[Text under study]

GraniteShares YieldBOOST 20Y Treasuries ETF (FIYY)
The GraniteShares YieldBOOST 20Y Treasuries ETF (ticker FIYY) is an exchange-traded fund that holds a portfolio of 20-year US Treasury bonds while overlaying a systematic covered-call strategy to boost the yield received by investors.
FIYY emerged in the early 2020s as part of GraniteShares’ expansion into yield-enhancement products. GraniteShares, founded by asset managers focused on rules-based, transparent index strategies, recognized that the low-rate environment following the financial crisis had made traditional Treasury yields inadequate for income-seeking investors. The solution was a covered-call overlay: a systematic strategy of selling call options against the underlying Treasury holdings to collect option premiums that would supplement the coupon income.
The fund’s structure is straightforward. It holds a ladder of US Treasury bonds with maturities centered around 20 years—the duration band that provides meaningful yield while remaining shorter than the ultra-long end of the curve. This Treasury core is passively managed to track the underlying index, with no active bond-picking decisions. What distinguishes FIYY from a simple Treasury ETF is the mechanical call-writing program applied on top.

[/Text under study]

● Task list
1 – In the text about the GraniteShares YieldBOOST 20Y Treasuries ETF, what strategy does the fund lay over its Treasury holdings to boost yield?
2 – List every hyphenated word in the paragraph of the GraniteShares YieldBOOST 20Y Treasuries ETF text that begins "FIYY emerged in the early 2020s."
3 – Carry the text about the GraniteShares YieldBOOST 20Y Treasuries ETF forward from its last sentence.

[Supplied material]

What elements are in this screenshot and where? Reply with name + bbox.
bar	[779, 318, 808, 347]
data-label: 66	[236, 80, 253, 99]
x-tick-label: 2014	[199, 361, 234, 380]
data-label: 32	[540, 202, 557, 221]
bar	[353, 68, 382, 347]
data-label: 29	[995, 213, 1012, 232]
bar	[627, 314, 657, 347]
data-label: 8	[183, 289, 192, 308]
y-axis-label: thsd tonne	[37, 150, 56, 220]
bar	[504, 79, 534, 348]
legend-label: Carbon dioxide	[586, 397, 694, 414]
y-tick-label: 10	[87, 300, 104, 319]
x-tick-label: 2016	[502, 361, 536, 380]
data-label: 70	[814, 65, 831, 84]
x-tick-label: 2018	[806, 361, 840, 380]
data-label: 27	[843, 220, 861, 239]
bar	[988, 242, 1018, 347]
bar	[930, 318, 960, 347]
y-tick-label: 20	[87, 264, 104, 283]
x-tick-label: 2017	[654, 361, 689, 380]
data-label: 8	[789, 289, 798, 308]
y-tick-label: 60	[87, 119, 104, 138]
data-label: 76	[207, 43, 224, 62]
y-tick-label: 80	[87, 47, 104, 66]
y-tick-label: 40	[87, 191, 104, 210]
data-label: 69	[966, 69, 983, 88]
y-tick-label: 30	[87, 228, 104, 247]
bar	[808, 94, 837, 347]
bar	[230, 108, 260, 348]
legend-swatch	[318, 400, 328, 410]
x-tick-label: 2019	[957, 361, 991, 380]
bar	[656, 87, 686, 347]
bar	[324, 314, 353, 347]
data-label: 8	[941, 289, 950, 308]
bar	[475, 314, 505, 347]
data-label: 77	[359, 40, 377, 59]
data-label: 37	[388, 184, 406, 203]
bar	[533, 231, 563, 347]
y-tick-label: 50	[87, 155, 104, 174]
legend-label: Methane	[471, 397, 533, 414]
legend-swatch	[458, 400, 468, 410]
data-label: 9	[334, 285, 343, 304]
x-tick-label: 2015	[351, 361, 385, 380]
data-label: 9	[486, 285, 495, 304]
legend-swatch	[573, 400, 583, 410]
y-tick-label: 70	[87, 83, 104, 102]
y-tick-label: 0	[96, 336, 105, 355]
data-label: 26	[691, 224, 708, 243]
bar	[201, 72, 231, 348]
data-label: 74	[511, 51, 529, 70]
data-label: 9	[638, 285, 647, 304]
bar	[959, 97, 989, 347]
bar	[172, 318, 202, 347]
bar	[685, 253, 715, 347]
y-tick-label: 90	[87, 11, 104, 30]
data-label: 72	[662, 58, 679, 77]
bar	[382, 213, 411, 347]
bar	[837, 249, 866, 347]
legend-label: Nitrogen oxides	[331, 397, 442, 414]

[/Supplied material]

● Your written answers
1 – A systematic covered-call strategy.

2 – yield-enhancement, rules-based, low-rate, income-seeking, covered-call

3 –
The covered-call mechanism works as follows: the fund systematically sells call options on its Treasury holdings, collecting the premium that option buyers pay for the right to purchase the bonds at an agreed strike price. These premiums flow into the fund’s distributions, boosting yield well above what coupon payments alone would deliver. In a rising-rate environment, where Treasury prices are falling, the call options typically expire worthless because the bond is worth less than the strike price. The fund keeps the entire premium without losing holdings. In a falling-rate environment, however, the calls can be exercised, capping the fund’s upside if bond prices rally sharply.
This trade-off is the core feature and risk of the product. Investors who own FIYY are explicitly accepting a cap on capital appreciation in exchange for higher current income. If 20-year Treasury yields fall dramatically—typically a falling-rate scenario where a plain Treasury fund would deliver substantial gains—FIYY will underperform by the magnitude of the capped appreciation. Conversely, in a stable or rising-rate environment, the premium income acts as a cushion against falling prices.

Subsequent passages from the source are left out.